Dataset entries:
+++++

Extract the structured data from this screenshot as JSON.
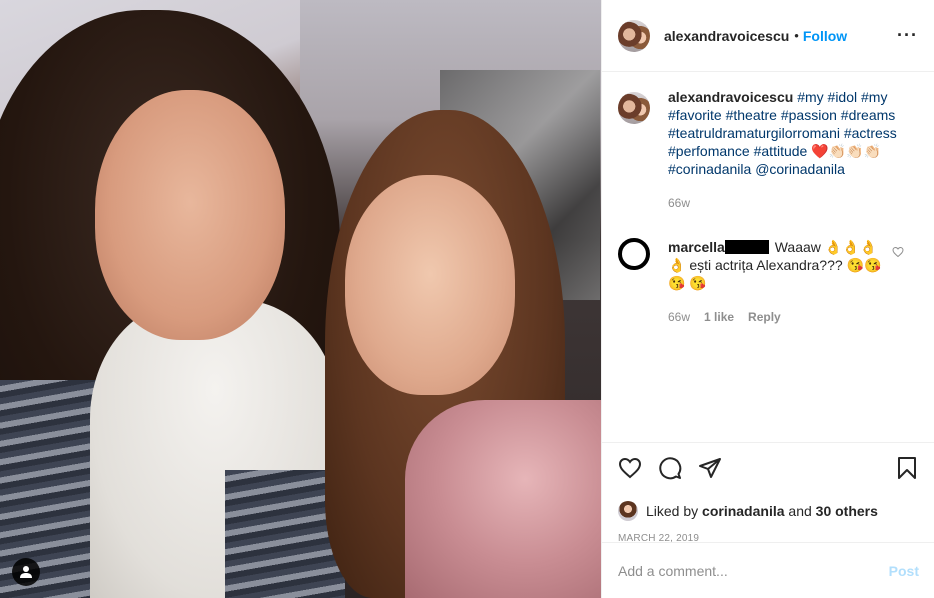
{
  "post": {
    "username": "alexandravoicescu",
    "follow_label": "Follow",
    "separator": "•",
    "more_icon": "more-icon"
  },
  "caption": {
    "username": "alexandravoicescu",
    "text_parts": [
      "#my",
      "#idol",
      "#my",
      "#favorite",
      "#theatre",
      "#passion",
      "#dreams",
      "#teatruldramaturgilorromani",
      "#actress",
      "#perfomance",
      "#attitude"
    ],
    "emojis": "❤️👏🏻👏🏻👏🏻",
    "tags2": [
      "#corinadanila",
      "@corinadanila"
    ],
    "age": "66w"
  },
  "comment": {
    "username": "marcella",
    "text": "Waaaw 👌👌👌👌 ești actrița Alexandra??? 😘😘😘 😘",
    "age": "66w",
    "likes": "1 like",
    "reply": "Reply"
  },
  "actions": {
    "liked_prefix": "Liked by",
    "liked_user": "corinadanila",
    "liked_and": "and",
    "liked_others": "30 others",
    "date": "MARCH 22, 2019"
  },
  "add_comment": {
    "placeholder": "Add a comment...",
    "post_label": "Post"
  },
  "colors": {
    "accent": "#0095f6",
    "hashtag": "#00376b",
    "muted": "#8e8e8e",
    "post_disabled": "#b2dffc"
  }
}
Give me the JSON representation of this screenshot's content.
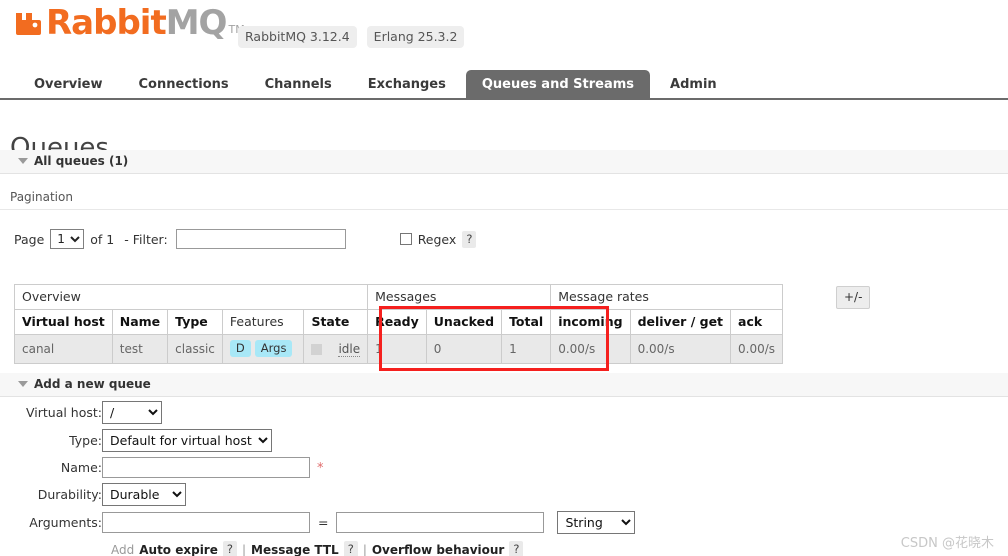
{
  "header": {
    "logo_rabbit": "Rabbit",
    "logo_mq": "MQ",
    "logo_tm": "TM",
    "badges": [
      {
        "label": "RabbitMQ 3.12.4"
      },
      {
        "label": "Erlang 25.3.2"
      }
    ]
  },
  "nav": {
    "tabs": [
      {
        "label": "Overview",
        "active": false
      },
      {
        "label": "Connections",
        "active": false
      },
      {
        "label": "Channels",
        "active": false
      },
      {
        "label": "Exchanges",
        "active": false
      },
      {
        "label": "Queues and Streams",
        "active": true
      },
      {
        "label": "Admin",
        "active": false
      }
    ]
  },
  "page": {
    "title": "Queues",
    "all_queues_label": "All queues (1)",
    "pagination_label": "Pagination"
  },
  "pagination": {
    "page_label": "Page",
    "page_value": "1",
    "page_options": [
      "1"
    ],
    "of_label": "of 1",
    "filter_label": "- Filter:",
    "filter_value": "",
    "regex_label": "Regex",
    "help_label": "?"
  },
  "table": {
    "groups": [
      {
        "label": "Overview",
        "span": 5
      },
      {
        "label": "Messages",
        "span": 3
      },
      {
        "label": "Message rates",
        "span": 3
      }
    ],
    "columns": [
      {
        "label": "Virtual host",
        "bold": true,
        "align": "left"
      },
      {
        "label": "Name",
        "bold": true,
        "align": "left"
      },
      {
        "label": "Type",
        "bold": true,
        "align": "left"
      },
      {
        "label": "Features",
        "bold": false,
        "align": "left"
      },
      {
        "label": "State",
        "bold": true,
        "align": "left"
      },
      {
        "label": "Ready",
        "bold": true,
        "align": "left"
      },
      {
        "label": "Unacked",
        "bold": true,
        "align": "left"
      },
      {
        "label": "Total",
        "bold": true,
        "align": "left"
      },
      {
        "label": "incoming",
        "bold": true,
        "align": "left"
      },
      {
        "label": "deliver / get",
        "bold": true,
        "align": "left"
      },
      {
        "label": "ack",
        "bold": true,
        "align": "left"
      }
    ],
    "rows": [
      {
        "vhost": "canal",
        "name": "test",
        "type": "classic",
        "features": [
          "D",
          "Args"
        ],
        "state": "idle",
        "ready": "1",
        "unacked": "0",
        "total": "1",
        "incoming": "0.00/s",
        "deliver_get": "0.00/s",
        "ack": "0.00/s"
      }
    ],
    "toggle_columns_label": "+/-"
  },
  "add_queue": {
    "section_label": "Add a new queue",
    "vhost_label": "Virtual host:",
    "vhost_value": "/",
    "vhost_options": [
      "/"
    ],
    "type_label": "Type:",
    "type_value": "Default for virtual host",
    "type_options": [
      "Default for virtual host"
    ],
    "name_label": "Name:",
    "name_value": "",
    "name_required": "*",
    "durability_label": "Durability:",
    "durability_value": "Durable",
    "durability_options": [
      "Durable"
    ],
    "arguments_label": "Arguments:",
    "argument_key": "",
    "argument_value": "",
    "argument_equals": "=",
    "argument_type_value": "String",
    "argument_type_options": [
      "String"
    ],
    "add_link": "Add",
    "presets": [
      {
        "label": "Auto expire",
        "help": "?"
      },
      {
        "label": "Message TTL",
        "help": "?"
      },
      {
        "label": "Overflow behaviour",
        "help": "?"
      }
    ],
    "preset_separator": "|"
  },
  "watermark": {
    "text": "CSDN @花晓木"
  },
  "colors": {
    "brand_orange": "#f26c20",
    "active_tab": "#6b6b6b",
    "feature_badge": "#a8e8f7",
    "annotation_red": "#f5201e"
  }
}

+++++

TO BE DONE: Transcribe the whole listing exactly. Pictures stay out of your copy.

CORRECT RESULT:
Extract the structured data from this screenshot as JSON.
{
  "post": {
    "username": "alexandravoicescu",
    "follow_label": "Follow",
    "separator": "•",
    "more_icon": "more-icon"
  },
  "caption": {
    "username": "alexandravoicescu",
    "text_parts": [
      "#my",
      "#idol",
      "#my",
      "#favorite",
      "#theatre",
      "#passion",
      "#dreams",
      "#teatruldramaturgilorromani",
      "#actress",
      "#perfomance",
      "#attitude"
    ],
    "emojis": "❤️👏🏻👏🏻👏🏻",
    "tags2": [
      "#corinadanila",
      "@corinadanila"
    ],
    "age": "66w"
  },
  "comment": {
    "username": "marcella",
    "text": "Waaaw 👌👌👌👌 ești actrița Alexandra??? 😘😘😘 😘",
    "age": "66w",
    "likes": "1 like",
    "reply": "Reply"
  },
  "actions": {
    "liked_prefix": "Liked by",
    "liked_user": "corinadanila",
    "liked_and": "and",
    "liked_others": "30 others",
    "date": "MARCH 22, 2019"
  },
  "add_comment": {
    "placeholder": "Add a comment...",
    "post_label": "Post"
  },
  "colors": {
    "accent": "#0095f6",
    "hashtag": "#00376b",
    "muted": "#8e8e8e",
    "post_disabled": "#b2dffc"
  }
}
Give me the JSON representation of this screenshot's content.
{
  "header": {
    "logo_rabbit": "Rabbit",
    "logo_mq": "MQ",
    "logo_tm": "TM",
    "badges": [
      {
        "label": "RabbitMQ 3.12.4"
      },
      {
        "label": "Erlang 25.3.2"
      }
    ]
  },
  "nav": {
    "tabs": [
      {
        "label": "Overview",
        "active": false
      },
      {
        "label": "Connections",
        "active": false
      },
      {
        "label": "Channels",
        "active": false
      },
      {
        "label": "Exchanges",
        "active": false
      },
      {
        "label": "Queues and Streams",
        "active": true
      },
      {
        "label": "Admin",
        "active": false
      }
    ]
  },
  "page": {
    "title": "Queues",
    "all_queues_label": "All queues (1)",
    "pagination_label": "Pagination"
  },
  "pagination": {
    "page_label": "Page",
    "page_value": "1",
    "page_options": [
      "1"
    ],
    "of_label": "of 1",
    "filter_label": "- Filter:",
    "filter_value": "",
    "regex_label": "Regex",
    "help_label": "?"
  },
  "table": {
    "groups": [
      {
        "label": "Overview",
        "span": 5
      },
      {
        "label": "Messages",
        "span": 3
      },
      {
        "label": "Message rates",
        "span": 3
      }
    ],
    "columns": [
      {
        "label": "Virtual host",
        "bold": true,
        "align": "left"
      },
      {
        "label": "Name",
        "bold": true,
        "align": "left"
      },
      {
        "label": "Type",
        "bold": true,
        "align": "left"
      },
      {
        "label": "Features",
        "bold": false,
        "align": "left"
      },
      {
        "label": "State",
        "bold": true,
        "align": "left"
      },
      {
        "label": "Ready",
        "bold": true,
        "align": "left"
      },
      {
        "label": "Unacked",
        "bold": true,
        "align": "left"
      },
      {
        "label": "Total",
        "bold": true,
        "align": "left"
      },
      {
        "label": "incoming",
        "bold": true,
        "align": "left"
      },
      {
        "label": "deliver / get",
        "bold": true,
        "align": "left"
      },
      {
        "label": "ack",
        "bold": true,
        "align": "left"
      }
    ],
    "rows": [
      {
        "vhost": "canal",
        "name": "test",
        "type": "classic",
        "features": [
          "D",
          "Args"
        ],
        "state": "idle",
        "ready": "1",
        "unacked": "0",
        "total": "1",
        "incoming": "0.00/s",
        "deliver_get": "0.00/s",
        "ack": "0.00/s"
      }
    ],
    "toggle_columns_label": "+/-"
  },
  "add_queue": {
    "section_label": "Add a new queue",
    "vhost_label": "Virtual host:",
    "vhost_value": "/",
    "vhost_options": [
      "/"
    ],
    "type_label": "Type:",
    "type_value": "Default for virtual host",
    "type_options": [
      "Default for virtual host"
    ],
    "name_label": "Name:",
    "name_value": "",
    "name_required": "*",
    "durability_label": "Durability:",
    "durability_value": "Durable",
    "durability_options": [
      "Durable"
    ],
    "arguments_label": "Arguments:",
    "argument_key": "",
    "argument_value": "",
    "argument_equals": "=",
    "argument_type_value": "String",
    "argument_type_options": [
      "String"
    ],
    "add_link": "Add",
    "presets": [
      {
        "label": "Auto expire",
        "help": "?"
      },
      {
        "label": "Message TTL",
        "help": "?"
      },
      {
        "label": "Overflow behaviour",
        "help": "?"
      }
    ],
    "preset_separator": "|"
  },
  "watermark": {
    "text": "CSDN @花晓木"
  },
  "colors": {
    "brand_orange": "#f26c20",
    "active_tab": "#6b6b6b",
    "feature_badge": "#a8e8f7",
    "annotation_red": "#f5201e"
  }
}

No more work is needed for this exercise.